Extracted data entries
-*-*-

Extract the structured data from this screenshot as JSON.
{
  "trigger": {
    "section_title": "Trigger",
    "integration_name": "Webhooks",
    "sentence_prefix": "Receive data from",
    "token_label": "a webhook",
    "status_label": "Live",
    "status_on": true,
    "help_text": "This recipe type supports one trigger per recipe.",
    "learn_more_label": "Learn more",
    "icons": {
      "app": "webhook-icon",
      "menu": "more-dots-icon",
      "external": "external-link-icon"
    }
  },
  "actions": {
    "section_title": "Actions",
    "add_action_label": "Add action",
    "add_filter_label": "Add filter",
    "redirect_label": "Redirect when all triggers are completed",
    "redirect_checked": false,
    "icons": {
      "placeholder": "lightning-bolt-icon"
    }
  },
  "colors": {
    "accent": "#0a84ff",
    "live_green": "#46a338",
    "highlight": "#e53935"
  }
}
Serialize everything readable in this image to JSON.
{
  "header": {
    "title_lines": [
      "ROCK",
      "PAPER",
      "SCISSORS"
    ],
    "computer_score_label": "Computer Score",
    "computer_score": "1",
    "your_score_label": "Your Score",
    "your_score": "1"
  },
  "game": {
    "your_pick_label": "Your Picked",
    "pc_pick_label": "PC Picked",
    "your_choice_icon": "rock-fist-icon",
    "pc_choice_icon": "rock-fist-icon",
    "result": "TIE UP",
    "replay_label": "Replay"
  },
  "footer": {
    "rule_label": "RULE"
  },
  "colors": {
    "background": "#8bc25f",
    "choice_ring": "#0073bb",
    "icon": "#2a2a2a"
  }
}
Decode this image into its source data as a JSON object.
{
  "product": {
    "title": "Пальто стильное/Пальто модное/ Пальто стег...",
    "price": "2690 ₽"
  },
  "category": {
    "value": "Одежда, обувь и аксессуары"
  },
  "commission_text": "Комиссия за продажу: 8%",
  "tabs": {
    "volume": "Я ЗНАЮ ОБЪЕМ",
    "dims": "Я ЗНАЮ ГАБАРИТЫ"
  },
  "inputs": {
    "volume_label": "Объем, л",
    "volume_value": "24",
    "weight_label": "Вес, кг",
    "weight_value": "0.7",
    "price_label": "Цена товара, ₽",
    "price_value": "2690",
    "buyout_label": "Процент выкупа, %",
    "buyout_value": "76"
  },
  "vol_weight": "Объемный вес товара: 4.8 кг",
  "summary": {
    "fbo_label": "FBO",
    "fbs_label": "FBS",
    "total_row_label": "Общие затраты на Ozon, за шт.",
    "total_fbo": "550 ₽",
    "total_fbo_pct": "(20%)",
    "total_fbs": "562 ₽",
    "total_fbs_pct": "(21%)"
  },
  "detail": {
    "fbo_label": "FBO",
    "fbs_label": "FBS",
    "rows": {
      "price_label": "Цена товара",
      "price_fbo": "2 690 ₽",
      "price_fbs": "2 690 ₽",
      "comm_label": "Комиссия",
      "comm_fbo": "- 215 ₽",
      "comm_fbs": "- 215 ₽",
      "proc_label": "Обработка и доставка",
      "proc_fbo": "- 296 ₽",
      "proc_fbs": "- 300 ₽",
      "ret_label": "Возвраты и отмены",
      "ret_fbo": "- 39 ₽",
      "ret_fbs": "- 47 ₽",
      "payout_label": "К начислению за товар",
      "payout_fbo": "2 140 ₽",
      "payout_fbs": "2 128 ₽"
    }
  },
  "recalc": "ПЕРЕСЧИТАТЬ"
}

-*-*-

Transcribe the data above in full, exactly.

RESPONSE TO THE EXERCISE:
Extract the structured data from this screenshot as JSON.
{
  "trigger": {
    "section_title": "Trigger",
    "integration_name": "Webhooks",
    "sentence_prefix": "Receive data from",
    "token_label": "a webhook",
    "status_label": "Live",
    "status_on": true,
    "help_text": "This recipe type supports one trigger per recipe.",
    "learn_more_label": "Learn more",
    "icons": {
      "app": "webhook-icon",
      "menu": "more-dots-icon",
      "external": "external-link-icon"
    }
  },
  "actions": {
    "section_title": "Actions",
    "add_action_label": "Add action",
    "add_filter_label": "Add filter",
    "redirect_label": "Redirect when all triggers are completed",
    "redirect_checked": false,
    "icons": {
      "placeholder": "lightning-bolt-icon"
    }
  },
  "colors": {
    "accent": "#0a84ff",
    "live_green": "#46a338",
    "highlight": "#e53935"
  }
}
Serialize everything readable in this image to JSON.
{
  "header": {
    "title_lines": [
      "ROCK",
      "PAPER",
      "SCISSORS"
    ],
    "computer_score_label": "Computer Score",
    "computer_score": "1",
    "your_score_label": "Your Score",
    "your_score": "1"
  },
  "game": {
    "your_pick_label": "Your Picked",
    "pc_pick_label": "PC Picked",
    "your_choice_icon": "rock-fist-icon",
    "pc_choice_icon": "rock-fist-icon",
    "result": "TIE UP",
    "replay_label": "Replay"
  },
  "footer": {
    "rule_label": "RULE"
  },
  "colors": {
    "background": "#8bc25f",
    "choice_ring": "#0073bb",
    "icon": "#2a2a2a"
  }
}
Decode this image into its source data as a JSON object.
{
  "product": {
    "title": "Пальто стильное/Пальто модное/ Пальто стег...",
    "price": "2690 ₽"
  },
  "category": {
    "value": "Одежда, обувь и аксессуары"
  },
  "commission_text": "Комиссия за продажу: 8%",
  "tabs": {
    "volume": "Я ЗНАЮ ОБЪЕМ",
    "dims": "Я ЗНАЮ ГАБАРИТЫ"
  },
  "inputs": {
    "volume_label": "Объем, л",
    "volume_value": "24",
    "weight_label": "Вес, кг",
    "weight_value": "0.7",
    "price_label": "Цена товара, ₽",
    "price_value": "2690",
    "buyout_label": "Процент выкупа, %",
    "buyout_value": "76"
  },
  "vol_weight": "Объемный вес товара: 4.8 кг",
  "summary": {
    "fbo_label": "FBO",
    "fbs_label": "FBS",
    "total_row_label": "Общие затраты на Ozon, за шт.",
    "total_fbo": "550 ₽",
    "total_fbo_pct": "(20%)",
    "total_fbs": "562 ₽",
    "total_fbs_pct": "(21%)"
  },
  "detail": {
    "fbo_label": "FBO",
    "fbs_label": "FBS",
    "rows": {
      "price_label": "Цена товара",
      "price_fbo": "2 690 ₽",
      "price_fbs": "2 690 ₽",
      "comm_label": "Комиссия",
      "comm_fbo": "- 215 ₽",
      "comm_fbs": "- 215 ₽",
      "proc_label": "Обработка и доставка",
      "proc_fbo": "- 296 ₽",
      "proc_fbs": "- 300 ₽",
      "ret_label": "Возвраты и отмены",
      "ret_fbo": "- 39 ₽",
      "ret_fbs": "- 47 ₽",
      "payout_label": "К начислению за товар",
      "payout_fbo": "2 140 ₽",
      "payout_fbs": "2 128 ₽"
    }
  },
  "recalc": "ПЕРЕСЧИТАТЬ"
}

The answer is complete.